> **Task statement**: Without skipping anything, write out each record below exactly.

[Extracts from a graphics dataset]
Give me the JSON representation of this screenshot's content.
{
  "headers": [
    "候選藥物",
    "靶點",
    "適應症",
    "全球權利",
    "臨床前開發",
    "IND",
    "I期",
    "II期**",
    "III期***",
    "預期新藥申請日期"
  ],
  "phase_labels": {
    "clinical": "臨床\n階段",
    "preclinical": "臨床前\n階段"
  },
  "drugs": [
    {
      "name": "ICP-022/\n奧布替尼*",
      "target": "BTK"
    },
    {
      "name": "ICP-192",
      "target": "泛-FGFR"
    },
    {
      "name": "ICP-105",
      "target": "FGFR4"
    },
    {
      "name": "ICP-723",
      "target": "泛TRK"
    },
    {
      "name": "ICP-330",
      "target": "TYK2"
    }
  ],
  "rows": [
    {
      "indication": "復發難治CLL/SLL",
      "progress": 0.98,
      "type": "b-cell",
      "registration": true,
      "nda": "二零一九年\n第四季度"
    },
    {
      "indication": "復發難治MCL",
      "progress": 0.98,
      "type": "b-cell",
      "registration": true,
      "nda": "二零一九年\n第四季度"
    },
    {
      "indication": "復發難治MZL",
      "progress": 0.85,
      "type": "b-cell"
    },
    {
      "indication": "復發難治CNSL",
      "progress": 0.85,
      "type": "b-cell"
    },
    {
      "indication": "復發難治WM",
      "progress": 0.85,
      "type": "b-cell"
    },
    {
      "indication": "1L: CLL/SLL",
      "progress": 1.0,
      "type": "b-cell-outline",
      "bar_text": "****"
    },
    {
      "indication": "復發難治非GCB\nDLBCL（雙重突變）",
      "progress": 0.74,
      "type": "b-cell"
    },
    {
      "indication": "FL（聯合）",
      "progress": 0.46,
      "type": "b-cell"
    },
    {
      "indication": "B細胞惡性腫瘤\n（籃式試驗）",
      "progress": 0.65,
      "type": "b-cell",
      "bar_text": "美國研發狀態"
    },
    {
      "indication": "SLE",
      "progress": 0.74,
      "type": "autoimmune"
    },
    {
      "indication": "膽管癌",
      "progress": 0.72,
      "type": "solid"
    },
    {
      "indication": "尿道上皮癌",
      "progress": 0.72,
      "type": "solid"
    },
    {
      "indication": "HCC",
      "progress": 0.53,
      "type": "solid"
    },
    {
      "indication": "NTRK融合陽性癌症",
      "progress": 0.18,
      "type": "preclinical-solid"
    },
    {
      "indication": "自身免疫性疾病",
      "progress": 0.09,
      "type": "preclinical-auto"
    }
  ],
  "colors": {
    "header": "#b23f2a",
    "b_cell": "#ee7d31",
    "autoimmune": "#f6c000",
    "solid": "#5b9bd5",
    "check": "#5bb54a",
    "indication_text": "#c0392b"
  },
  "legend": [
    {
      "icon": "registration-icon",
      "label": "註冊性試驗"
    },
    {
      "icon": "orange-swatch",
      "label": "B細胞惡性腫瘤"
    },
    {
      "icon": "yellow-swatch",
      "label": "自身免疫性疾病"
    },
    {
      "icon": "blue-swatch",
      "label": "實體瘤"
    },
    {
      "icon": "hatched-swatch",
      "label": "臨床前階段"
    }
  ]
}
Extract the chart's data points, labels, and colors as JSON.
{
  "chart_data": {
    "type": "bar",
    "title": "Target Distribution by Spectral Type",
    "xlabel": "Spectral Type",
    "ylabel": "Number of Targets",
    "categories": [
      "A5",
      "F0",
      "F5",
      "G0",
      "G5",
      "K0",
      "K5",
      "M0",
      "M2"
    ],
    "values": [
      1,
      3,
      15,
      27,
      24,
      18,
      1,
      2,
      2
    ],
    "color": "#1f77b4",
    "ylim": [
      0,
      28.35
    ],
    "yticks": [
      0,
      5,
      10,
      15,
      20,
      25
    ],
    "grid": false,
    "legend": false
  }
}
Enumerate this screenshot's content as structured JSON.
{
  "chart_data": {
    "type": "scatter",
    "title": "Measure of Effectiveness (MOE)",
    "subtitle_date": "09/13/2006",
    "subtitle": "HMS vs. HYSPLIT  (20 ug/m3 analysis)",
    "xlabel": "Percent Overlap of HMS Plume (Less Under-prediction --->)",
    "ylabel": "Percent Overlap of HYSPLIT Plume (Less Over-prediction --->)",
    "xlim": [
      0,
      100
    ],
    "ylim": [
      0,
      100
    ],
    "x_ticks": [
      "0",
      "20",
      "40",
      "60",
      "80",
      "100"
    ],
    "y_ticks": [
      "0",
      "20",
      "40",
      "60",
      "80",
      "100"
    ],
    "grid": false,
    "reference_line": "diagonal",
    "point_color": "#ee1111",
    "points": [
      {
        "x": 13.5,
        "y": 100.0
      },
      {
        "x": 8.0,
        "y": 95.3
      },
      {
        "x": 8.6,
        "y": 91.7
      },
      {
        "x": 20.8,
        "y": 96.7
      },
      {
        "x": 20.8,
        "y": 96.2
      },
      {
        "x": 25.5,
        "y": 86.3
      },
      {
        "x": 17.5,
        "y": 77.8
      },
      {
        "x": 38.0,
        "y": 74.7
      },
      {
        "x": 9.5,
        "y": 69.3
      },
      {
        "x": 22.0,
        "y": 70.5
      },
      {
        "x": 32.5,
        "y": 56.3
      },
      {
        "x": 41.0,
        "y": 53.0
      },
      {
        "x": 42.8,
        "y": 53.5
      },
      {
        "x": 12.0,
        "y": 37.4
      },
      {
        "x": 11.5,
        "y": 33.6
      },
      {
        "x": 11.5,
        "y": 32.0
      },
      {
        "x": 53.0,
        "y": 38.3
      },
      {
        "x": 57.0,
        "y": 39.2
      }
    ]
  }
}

> **Solution for this problem**:
Give me the JSON representation of this screenshot's content.
{
  "headers": [
    "候選藥物",
    "靶點",
    "適應症",
    "全球權利",
    "臨床前開發",
    "IND",
    "I期",
    "II期**",
    "III期***",
    "預期新藥申請日期"
  ],
  "phase_labels": {
    "clinical": "臨床\n階段",
    "preclinical": "臨床前\n階段"
  },
  "drugs": [
    {
      "name": "ICP-022/\n奧布替尼*",
      "target": "BTK"
    },
    {
      "name": "ICP-192",
      "target": "泛-FGFR"
    },
    {
      "name": "ICP-105",
      "target": "FGFR4"
    },
    {
      "name": "ICP-723",
      "target": "泛TRK"
    },
    {
      "name": "ICP-330",
      "target": "TYK2"
    }
  ],
  "rows": [
    {
      "indication": "復發難治CLL/SLL",
      "progress": 0.98,
      "type": "b-cell",
      "registration": true,
      "nda": "二零一九年\n第四季度"
    },
    {
      "indication": "復發難治MCL",
      "progress": 0.98,
      "type": "b-cell",
      "registration": true,
      "nda": "二零一九年\n第四季度"
    },
    {
      "indication": "復發難治MZL",
      "progress": 0.85,
      "type": "b-cell"
    },
    {
      "indication": "復發難治CNSL",
      "progress": 0.85,
      "type": "b-cell"
    },
    {
      "indication": "復發難治WM",
      "progress": 0.85,
      "type": "b-cell"
    },
    {
      "indication": "1L: CLL/SLL",
      "progress": 1.0,
      "type": "b-cell-outline",
      "bar_text": "****"
    },
    {
      "indication": "復發難治非GCB\nDLBCL（雙重突變）",
      "progress": 0.74,
      "type": "b-cell"
    },
    {
      "indication": "FL（聯合）",
      "progress": 0.46,
      "type": "b-cell"
    },
    {
      "indication": "B細胞惡性腫瘤\n（籃式試驗）",
      "progress": 0.65,
      "type": "b-cell",
      "bar_text": "美國研發狀態"
    },
    {
      "indication": "SLE",
      "progress": 0.74,
      "type": "autoimmune"
    },
    {
      "indication": "膽管癌",
      "progress": 0.72,
      "type": "solid"
    },
    {
      "indication": "尿道上皮癌",
      "progress": 0.72,
      "type": "solid"
    },
    {
      "indication": "HCC",
      "progress": 0.53,
      "type": "solid"
    },
    {
      "indication": "NTRK融合陽性癌症",
      "progress": 0.18,
      "type": "preclinical-solid"
    },
    {
      "indication": "自身免疫性疾病",
      "progress": 0.09,
      "type": "preclinical-auto"
    }
  ],
  "colors": {
    "header": "#b23f2a",
    "b_cell": "#ee7d31",
    "autoimmune": "#f6c000",
    "solid": "#5b9bd5",
    "check": "#5bb54a",
    "indication_text": "#c0392b"
  },
  "legend": [
    {
      "icon": "registration-icon",
      "label": "註冊性試驗"
    },
    {
      "icon": "orange-swatch",
      "label": "B細胞惡性腫瘤"
    },
    {
      "icon": "yellow-swatch",
      "label": "自身免疫性疾病"
    },
    {
      "icon": "blue-swatch",
      "label": "實體瘤"
    },
    {
      "icon": "hatched-swatch",
      "label": "臨床前階段"
    }
  ]
}
Extract the chart's data points, labels, and colors as JSON.
{
  "chart_data": {
    "type": "bar",
    "title": "Target Distribution by Spectral Type",
    "xlabel": "Spectral Type",
    "ylabel": "Number of Targets",
    "categories": [
      "A5",
      "F0",
      "F5",
      "G0",
      "G5",
      "K0",
      "K5",
      "M0",
      "M2"
    ],
    "values": [
      1,
      3,
      15,
      27,
      24,
      18,
      1,
      2,
      2
    ],
    "color": "#1f77b4",
    "ylim": [
      0,
      28.35
    ],
    "yticks": [
      0,
      5,
      10,
      15,
      20,
      25
    ],
    "grid": false,
    "legend": false
  }
}
Enumerate this screenshot's content as structured JSON.
{
  "chart_data": {
    "type": "scatter",
    "title": "Measure of Effectiveness (MOE)",
    "subtitle_date": "09/13/2006",
    "subtitle": "HMS vs. HYSPLIT  (20 ug/m3 analysis)",
    "xlabel": "Percent Overlap of HMS Plume (Less Under-prediction --->)",
    "ylabel": "Percent Overlap of HYSPLIT Plume (Less Over-prediction --->)",
    "xlim": [
      0,
      100
    ],
    "ylim": [
      0,
      100
    ],
    "x_ticks": [
      "0",
      "20",
      "40",
      "60",
      "80",
      "100"
    ],
    "y_ticks": [
      "0",
      "20",
      "40",
      "60",
      "80",
      "100"
    ],
    "grid": false,
    "reference_line": "diagonal",
    "point_color": "#ee1111",
    "points": [
      {
        "x": 13.5,
        "y": 100.0
      },
      {
        "x": 8.0,
        "y": 95.3
      },
      {
        "x": 8.6,
        "y": 91.7
      },
      {
        "x": 20.8,
        "y": 96.7
      },
      {
        "x": 20.8,
        "y": 96.2
      },
      {
        "x": 25.5,
        "y": 86.3
      },
      {
        "x": 17.5,
        "y": 77.8
      },
      {
        "x": 38.0,
        "y": 74.7
      },
      {
        "x": 9.5,
        "y": 69.3
      },
      {
        "x": 22.0,
        "y": 70.5
      },
      {
        "x": 32.5,
        "y": 56.3
      },
      {
        "x": 41.0,
        "y": 53.0
      },
      {
        "x": 42.8,
        "y": 53.5
      },
      {
        "x": 12.0,
        "y": 37.4
      },
      {
        "x": 11.5,
        "y": 33.6
      },
      {
        "x": 11.5,
        "y": 32.0
      },
      {
        "x": 53.0,
        "y": 38.3
      },
      {
        "x": 57.0,
        "y": 39.2
      }
    ]
  }
}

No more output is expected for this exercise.